Your goal
Go through the listing and copy each line with the string "name".

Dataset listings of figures
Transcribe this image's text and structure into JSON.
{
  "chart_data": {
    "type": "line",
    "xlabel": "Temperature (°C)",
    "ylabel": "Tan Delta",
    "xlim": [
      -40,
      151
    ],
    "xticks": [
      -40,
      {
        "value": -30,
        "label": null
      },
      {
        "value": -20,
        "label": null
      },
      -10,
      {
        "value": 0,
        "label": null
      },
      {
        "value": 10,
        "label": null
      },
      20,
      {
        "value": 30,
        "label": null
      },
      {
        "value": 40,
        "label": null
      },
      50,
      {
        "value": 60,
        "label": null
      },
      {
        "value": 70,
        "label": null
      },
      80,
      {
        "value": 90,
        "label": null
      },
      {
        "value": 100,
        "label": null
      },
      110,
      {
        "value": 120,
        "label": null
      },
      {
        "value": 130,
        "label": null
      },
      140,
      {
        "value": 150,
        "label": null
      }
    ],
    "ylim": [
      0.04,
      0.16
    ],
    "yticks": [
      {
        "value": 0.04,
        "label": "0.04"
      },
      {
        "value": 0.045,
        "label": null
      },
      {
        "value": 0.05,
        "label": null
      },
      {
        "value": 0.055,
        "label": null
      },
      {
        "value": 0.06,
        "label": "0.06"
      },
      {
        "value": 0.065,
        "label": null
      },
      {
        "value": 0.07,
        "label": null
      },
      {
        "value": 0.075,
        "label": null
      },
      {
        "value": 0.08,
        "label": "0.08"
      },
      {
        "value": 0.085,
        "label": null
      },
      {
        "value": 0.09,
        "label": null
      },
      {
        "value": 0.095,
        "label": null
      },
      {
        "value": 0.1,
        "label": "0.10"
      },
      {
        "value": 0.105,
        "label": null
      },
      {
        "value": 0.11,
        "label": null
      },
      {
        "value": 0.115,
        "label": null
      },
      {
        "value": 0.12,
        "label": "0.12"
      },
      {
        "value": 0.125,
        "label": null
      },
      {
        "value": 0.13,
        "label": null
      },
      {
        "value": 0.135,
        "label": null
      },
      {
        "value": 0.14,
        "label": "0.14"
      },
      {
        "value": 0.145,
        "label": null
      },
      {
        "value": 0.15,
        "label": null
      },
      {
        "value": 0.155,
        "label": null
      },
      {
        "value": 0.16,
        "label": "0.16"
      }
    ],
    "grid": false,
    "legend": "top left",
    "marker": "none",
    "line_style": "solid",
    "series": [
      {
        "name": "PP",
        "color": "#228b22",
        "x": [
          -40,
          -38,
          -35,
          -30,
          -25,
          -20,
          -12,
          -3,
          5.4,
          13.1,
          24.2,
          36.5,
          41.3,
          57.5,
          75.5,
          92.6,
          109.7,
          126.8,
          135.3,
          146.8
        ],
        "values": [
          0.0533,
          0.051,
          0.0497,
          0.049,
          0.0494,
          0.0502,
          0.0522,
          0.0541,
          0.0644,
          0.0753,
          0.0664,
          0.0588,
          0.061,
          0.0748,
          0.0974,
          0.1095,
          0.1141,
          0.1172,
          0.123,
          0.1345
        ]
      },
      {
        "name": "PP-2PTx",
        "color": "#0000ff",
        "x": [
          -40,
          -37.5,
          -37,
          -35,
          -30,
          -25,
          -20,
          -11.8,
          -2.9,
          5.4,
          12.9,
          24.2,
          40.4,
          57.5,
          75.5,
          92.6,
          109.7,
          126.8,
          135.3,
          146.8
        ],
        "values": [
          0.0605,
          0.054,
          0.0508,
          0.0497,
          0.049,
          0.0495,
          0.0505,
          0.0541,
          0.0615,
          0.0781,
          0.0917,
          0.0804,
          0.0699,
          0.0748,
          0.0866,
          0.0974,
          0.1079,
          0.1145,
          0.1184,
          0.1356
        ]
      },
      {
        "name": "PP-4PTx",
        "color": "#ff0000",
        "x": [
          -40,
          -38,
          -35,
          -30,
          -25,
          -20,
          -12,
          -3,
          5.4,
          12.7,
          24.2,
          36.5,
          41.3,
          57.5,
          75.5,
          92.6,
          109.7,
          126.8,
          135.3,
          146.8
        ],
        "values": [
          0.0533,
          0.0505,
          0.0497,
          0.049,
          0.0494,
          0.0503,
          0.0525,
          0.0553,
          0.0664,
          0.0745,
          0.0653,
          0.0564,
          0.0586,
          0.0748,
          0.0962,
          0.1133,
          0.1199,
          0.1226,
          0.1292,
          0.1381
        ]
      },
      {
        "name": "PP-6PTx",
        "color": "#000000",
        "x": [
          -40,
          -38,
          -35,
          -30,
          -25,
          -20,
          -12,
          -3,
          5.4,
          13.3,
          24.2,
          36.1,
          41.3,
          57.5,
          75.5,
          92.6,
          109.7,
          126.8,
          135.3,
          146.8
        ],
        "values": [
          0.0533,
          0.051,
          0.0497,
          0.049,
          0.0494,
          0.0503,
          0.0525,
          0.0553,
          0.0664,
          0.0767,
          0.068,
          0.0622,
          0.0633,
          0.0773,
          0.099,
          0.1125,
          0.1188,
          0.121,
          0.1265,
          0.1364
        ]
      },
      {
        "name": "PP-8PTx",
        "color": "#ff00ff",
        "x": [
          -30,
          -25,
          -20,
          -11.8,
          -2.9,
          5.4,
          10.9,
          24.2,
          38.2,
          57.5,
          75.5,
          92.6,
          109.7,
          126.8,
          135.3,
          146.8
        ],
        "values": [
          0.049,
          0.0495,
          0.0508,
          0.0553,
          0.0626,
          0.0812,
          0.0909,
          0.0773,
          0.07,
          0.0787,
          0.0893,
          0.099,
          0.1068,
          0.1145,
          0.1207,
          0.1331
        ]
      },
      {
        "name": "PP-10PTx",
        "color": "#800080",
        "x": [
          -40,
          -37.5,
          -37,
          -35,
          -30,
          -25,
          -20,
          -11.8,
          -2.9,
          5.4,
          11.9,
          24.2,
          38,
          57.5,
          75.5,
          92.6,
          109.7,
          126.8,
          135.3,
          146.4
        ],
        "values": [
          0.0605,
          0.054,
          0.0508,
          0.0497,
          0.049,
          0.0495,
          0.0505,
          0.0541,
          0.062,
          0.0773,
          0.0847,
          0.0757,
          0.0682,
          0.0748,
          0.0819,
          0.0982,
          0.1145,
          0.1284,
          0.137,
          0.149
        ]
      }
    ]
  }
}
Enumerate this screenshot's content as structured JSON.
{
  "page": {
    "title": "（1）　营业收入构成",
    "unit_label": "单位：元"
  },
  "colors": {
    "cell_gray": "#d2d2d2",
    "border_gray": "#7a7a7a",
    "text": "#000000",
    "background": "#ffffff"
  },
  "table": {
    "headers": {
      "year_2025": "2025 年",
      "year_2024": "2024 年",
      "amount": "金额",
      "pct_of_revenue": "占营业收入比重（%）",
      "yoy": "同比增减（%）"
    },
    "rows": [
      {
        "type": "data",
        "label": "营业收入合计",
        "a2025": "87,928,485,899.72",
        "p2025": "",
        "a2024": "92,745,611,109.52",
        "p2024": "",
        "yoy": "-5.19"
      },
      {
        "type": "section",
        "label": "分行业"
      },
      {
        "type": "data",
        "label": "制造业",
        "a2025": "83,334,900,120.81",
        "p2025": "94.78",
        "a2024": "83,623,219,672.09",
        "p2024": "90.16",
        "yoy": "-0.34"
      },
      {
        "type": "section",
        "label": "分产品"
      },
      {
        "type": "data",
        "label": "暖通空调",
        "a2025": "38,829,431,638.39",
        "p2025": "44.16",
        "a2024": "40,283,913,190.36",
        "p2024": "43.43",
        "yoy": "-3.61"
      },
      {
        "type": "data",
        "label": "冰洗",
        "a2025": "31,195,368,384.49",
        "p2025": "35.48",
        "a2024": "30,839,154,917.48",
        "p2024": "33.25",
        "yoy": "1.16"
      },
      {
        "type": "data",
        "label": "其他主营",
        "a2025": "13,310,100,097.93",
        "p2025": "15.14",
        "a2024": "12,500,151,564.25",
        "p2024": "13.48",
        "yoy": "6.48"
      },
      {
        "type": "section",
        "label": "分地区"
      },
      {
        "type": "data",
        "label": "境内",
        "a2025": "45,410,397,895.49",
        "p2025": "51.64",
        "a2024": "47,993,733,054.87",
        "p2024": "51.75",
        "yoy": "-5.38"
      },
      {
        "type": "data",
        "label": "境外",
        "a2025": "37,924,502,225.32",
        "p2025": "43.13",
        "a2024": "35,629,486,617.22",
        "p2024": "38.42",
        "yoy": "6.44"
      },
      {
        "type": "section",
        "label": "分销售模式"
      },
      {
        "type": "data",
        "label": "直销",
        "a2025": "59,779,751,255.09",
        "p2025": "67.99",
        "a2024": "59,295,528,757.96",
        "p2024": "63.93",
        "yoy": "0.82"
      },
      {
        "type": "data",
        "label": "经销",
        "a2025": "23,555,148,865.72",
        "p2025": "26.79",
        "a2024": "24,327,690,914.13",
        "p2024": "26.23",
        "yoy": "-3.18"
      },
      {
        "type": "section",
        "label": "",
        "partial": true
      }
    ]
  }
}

The solution
        "name": "PP",
        "name": "PP-2PTx",
        "name": "PP-4PTx",
        "name": "PP-6PTx",
        "name": "PP-8PTx",
        "name": "PP-10PTx",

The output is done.